## Input data
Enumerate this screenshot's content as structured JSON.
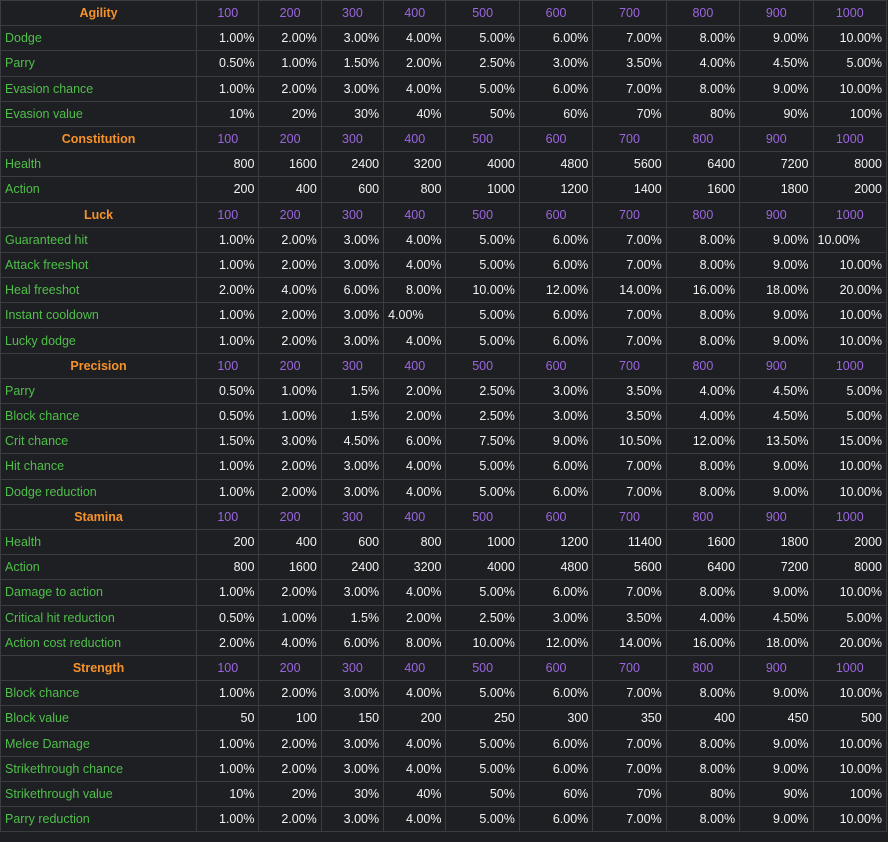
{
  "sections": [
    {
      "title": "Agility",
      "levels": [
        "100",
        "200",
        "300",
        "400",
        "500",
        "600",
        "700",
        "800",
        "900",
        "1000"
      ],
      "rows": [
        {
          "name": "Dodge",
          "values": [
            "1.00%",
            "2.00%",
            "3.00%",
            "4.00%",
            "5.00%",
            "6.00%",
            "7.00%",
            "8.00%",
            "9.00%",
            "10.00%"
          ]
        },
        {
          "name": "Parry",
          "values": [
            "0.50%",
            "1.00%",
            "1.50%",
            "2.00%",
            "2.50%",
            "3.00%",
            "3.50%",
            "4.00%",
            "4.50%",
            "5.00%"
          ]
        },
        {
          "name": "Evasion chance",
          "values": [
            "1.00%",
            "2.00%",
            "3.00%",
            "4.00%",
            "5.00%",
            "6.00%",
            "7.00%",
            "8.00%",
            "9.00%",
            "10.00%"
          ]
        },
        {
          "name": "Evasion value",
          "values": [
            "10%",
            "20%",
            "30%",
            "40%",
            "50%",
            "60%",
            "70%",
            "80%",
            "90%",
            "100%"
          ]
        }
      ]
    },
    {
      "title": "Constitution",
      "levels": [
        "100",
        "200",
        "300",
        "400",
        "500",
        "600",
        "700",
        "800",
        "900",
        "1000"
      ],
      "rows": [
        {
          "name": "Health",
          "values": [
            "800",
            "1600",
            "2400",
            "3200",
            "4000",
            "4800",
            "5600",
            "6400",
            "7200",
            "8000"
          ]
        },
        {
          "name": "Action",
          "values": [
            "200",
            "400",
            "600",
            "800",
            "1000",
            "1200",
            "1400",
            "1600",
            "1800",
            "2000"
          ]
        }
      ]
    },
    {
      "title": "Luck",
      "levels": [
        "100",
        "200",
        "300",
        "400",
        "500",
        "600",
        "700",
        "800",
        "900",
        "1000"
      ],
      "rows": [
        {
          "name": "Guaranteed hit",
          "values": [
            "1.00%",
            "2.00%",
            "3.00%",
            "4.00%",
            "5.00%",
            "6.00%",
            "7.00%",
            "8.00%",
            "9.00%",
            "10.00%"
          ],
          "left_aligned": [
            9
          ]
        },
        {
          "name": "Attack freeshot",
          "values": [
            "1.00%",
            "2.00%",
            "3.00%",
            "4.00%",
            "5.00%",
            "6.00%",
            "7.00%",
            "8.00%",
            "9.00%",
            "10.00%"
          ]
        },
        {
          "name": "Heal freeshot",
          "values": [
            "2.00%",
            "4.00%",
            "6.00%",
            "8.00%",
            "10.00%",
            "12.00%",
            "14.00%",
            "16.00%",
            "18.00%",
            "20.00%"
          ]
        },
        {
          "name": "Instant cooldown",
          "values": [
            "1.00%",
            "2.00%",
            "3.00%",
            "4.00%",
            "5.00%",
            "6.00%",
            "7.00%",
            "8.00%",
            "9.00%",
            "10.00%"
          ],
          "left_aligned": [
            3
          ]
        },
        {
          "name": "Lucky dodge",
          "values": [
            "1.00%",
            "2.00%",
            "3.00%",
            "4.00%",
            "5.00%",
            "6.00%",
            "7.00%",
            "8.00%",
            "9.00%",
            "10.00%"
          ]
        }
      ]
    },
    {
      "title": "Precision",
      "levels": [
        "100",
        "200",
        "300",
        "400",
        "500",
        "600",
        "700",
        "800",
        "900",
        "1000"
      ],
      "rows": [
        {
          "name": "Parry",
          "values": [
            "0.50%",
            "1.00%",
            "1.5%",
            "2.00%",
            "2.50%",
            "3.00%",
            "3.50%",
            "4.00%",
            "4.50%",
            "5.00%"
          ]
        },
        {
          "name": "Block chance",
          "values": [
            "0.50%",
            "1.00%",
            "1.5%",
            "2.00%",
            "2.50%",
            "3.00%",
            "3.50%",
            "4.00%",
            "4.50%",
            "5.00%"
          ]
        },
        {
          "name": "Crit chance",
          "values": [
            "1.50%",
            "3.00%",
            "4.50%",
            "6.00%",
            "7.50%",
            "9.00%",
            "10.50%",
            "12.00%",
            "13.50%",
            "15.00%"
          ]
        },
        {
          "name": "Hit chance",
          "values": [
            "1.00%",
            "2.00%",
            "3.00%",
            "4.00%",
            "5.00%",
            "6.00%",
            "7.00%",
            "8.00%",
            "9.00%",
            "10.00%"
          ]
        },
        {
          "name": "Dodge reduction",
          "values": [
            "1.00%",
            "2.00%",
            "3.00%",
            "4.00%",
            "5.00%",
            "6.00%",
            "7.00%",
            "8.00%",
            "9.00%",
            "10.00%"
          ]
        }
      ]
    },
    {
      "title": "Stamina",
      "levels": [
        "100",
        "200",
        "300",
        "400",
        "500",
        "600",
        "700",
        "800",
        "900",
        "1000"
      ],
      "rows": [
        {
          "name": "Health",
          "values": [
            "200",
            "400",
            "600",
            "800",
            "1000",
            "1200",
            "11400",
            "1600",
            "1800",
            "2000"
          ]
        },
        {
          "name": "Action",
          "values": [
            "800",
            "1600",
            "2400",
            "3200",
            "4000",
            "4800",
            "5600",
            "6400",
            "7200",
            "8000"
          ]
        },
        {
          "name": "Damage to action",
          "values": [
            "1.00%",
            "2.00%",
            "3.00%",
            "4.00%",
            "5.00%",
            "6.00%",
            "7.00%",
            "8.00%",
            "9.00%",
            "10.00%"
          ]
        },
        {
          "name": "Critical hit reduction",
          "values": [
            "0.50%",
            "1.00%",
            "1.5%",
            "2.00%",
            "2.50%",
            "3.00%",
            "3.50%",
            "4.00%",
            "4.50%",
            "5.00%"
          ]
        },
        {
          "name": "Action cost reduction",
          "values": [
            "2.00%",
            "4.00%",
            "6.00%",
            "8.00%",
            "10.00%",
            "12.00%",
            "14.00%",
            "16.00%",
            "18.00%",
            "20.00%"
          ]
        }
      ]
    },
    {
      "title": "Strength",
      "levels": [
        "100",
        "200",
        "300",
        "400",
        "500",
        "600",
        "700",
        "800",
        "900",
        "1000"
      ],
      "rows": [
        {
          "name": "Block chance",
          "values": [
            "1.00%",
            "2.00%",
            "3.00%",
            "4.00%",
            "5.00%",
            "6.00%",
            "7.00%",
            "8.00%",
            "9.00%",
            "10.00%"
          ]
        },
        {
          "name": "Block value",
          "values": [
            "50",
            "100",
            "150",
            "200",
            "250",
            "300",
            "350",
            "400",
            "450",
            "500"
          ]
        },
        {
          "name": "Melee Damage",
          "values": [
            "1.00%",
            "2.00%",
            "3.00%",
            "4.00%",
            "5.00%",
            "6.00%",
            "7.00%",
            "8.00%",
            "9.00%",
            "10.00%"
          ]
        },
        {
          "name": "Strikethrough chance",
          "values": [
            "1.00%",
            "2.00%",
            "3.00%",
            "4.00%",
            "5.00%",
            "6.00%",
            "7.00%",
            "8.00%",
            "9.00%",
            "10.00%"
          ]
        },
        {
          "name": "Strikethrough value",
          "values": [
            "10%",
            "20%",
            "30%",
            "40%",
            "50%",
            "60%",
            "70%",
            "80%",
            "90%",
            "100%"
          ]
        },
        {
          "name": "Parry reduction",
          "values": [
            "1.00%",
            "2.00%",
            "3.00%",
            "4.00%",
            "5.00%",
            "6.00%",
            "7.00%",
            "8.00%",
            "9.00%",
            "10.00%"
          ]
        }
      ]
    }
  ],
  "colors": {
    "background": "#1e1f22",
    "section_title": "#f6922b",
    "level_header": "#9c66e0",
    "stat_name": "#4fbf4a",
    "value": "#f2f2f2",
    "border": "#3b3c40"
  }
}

## Task to complete
Every record is to be reproduced exactly, with no pictures included.

## Exercise output
Enumerate this screenshot's content as structured JSON.
{
  "sections": [
    {
      "title": "Agility",
      "levels": [
        "100",
        "200",
        "300",
        "400",
        "500",
        "600",
        "700",
        "800",
        "900",
        "1000"
      ],
      "rows": [
        {
          "name": "Dodge",
          "values": [
            "1.00%",
            "2.00%",
            "3.00%",
            "4.00%",
            "5.00%",
            "6.00%",
            "7.00%",
            "8.00%",
            "9.00%",
            "10.00%"
          ]
        },
        {
          "name": "Parry",
          "values": [
            "0.50%",
            "1.00%",
            "1.50%",
            "2.00%",
            "2.50%",
            "3.00%",
            "3.50%",
            "4.00%",
            "4.50%",
            "5.00%"
          ]
        },
        {
          "name": "Evasion chance",
          "values": [
            "1.00%",
            "2.00%",
            "3.00%",
            "4.00%",
            "5.00%",
            "6.00%",
            "7.00%",
            "8.00%",
            "9.00%",
            "10.00%"
          ]
        },
        {
          "name": "Evasion value",
          "values": [
            "10%",
            "20%",
            "30%",
            "40%",
            "50%",
            "60%",
            "70%",
            "80%",
            "90%",
            "100%"
          ]
        }
      ]
    },
    {
      "title": "Constitution",
      "levels": [
        "100",
        "200",
        "300",
        "400",
        "500",
        "600",
        "700",
        "800",
        "900",
        "1000"
      ],
      "rows": [
        {
          "name": "Health",
          "values": [
            "800",
            "1600",
            "2400",
            "3200",
            "4000",
            "4800",
            "5600",
            "6400",
            "7200",
            "8000"
          ]
        },
        {
          "name": "Action",
          "values": [
            "200",
            "400",
            "600",
            "800",
            "1000",
            "1200",
            "1400",
            "1600",
            "1800",
            "2000"
          ]
        }
      ]
    },
    {
      "title": "Luck",
      "levels": [
        "100",
        "200",
        "300",
        "400",
        "500",
        "600",
        "700",
        "800",
        "900",
        "1000"
      ],
      "rows": [
        {
          "name": "Guaranteed hit",
          "values": [
            "1.00%",
            "2.00%",
            "3.00%",
            "4.00%",
            "5.00%",
            "6.00%",
            "7.00%",
            "8.00%",
            "9.00%",
            "10.00%"
          ],
          "left_aligned": [
            9
          ]
        },
        {
          "name": "Attack freeshot",
          "values": [
            "1.00%",
            "2.00%",
            "3.00%",
            "4.00%",
            "5.00%",
            "6.00%",
            "7.00%",
            "8.00%",
            "9.00%",
            "10.00%"
          ]
        },
        {
          "name": "Heal freeshot",
          "values": [
            "2.00%",
            "4.00%",
            "6.00%",
            "8.00%",
            "10.00%",
            "12.00%",
            "14.00%",
            "16.00%",
            "18.00%",
            "20.00%"
          ]
        },
        {
          "name": "Instant cooldown",
          "values": [
            "1.00%",
            "2.00%",
            "3.00%",
            "4.00%",
            "5.00%",
            "6.00%",
            "7.00%",
            "8.00%",
            "9.00%",
            "10.00%"
          ],
          "left_aligned": [
            3
          ]
        },
        {
          "name": "Lucky dodge",
          "values": [
            "1.00%",
            "2.00%",
            "3.00%",
            "4.00%",
            "5.00%",
            "6.00%",
            "7.00%",
            "8.00%",
            "9.00%",
            "10.00%"
          ]
        }
      ]
    },
    {
      "title": "Precision",
      "levels": [
        "100",
        "200",
        "300",
        "400",
        "500",
        "600",
        "700",
        "800",
        "900",
        "1000"
      ],
      "rows": [
        {
          "name": "Parry",
          "values": [
            "0.50%",
            "1.00%",
            "1.5%",
            "2.00%",
            "2.50%",
            "3.00%",
            "3.50%",
            "4.00%",
            "4.50%",
            "5.00%"
          ]
        },
        {
          "name": "Block chance",
          "values": [
            "0.50%",
            "1.00%",
            "1.5%",
            "2.00%",
            "2.50%",
            "3.00%",
            "3.50%",
            "4.00%",
            "4.50%",
            "5.00%"
          ]
        },
        {
          "name": "Crit chance",
          "values": [
            "1.50%",
            "3.00%",
            "4.50%",
            "6.00%",
            "7.50%",
            "9.00%",
            "10.50%",
            "12.00%",
            "13.50%",
            "15.00%"
          ]
        },
        {
          "name": "Hit chance",
          "values": [
            "1.00%",
            "2.00%",
            "3.00%",
            "4.00%",
            "5.00%",
            "6.00%",
            "7.00%",
            "8.00%",
            "9.00%",
            "10.00%"
          ]
        },
        {
          "name": "Dodge reduction",
          "values": [
            "1.00%",
            "2.00%",
            "3.00%",
            "4.00%",
            "5.00%",
            "6.00%",
            "7.00%",
            "8.00%",
            "9.00%",
            "10.00%"
          ]
        }
      ]
    },
    {
      "title": "Stamina",
      "levels": [
        "100",
        "200",
        "300",
        "400",
        "500",
        "600",
        "700",
        "800",
        "900",
        "1000"
      ],
      "rows": [
        {
          "name": "Health",
          "values": [
            "200",
            "400",
            "600",
            "800",
            "1000",
            "1200",
            "11400",
            "1600",
            "1800",
            "2000"
          ]
        },
        {
          "name": "Action",
          "values": [
            "800",
            "1600",
            "2400",
            "3200",
            "4000",
            "4800",
            "5600",
            "6400",
            "7200",
            "8000"
          ]
        },
        {
          "name": "Damage to action",
          "values": [
            "1.00%",
            "2.00%",
            "3.00%",
            "4.00%",
            "5.00%",
            "6.00%",
            "7.00%",
            "8.00%",
            "9.00%",
            "10.00%"
          ]
        },
        {
          "name": "Critical hit reduction",
          "values": [
            "0.50%",
            "1.00%",
            "1.5%",
            "2.00%",
            "2.50%",
            "3.00%",
            "3.50%",
            "4.00%",
            "4.50%",
            "5.00%"
          ]
        },
        {
          "name": "Action cost reduction",
          "values": [
            "2.00%",
            "4.00%",
            "6.00%",
            "8.00%",
            "10.00%",
            "12.00%",
            "14.00%",
            "16.00%",
            "18.00%",
            "20.00%"
          ]
        }
      ]
    },
    {
      "title": "Strength",
      "levels": [
        "100",
        "200",
        "300",
        "400",
        "500",
        "600",
        "700",
        "800",
        "900",
        "1000"
      ],
      "rows": [
        {
          "name": "Block chance",
          "values": [
            "1.00%",
            "2.00%",
            "3.00%",
            "4.00%",
            "5.00%",
            "6.00%",
            "7.00%",
            "8.00%",
            "9.00%",
            "10.00%"
          ]
        },
        {
          "name": "Block value",
          "values": [
            "50",
            "100",
            "150",
            "200",
            "250",
            "300",
            "350",
            "400",
            "450",
            "500"
          ]
        },
        {
          "name": "Melee Damage",
          "values": [
            "1.00%",
            "2.00%",
            "3.00%",
            "4.00%",
            "5.00%",
            "6.00%",
            "7.00%",
            "8.00%",
            "9.00%",
            "10.00%"
          ]
        },
        {
          "name": "Strikethrough chance",
          "values": [
            "1.00%",
            "2.00%",
            "3.00%",
            "4.00%",
            "5.00%",
            "6.00%",
            "7.00%",
            "8.00%",
            "9.00%",
            "10.00%"
          ]
        },
        {
          "name": "Strikethrough value",
          "values": [
            "10%",
            "20%",
            "30%",
            "40%",
            "50%",
            "60%",
            "70%",
            "80%",
            "90%",
            "100%"
          ]
        },
        {
          "name": "Parry reduction",
          "values": [
            "1.00%",
            "2.00%",
            "3.00%",
            "4.00%",
            "5.00%",
            "6.00%",
            "7.00%",
            "8.00%",
            "9.00%",
            "10.00%"
          ]
        }
      ]
    }
  ],
  "colors": {
    "background": "#1e1f22",
    "section_title": "#f6922b",
    "level_header": "#9c66e0",
    "stat_name": "#4fbf4a",
    "value": "#f2f2f2",
    "border": "#3b3c40"
  }
}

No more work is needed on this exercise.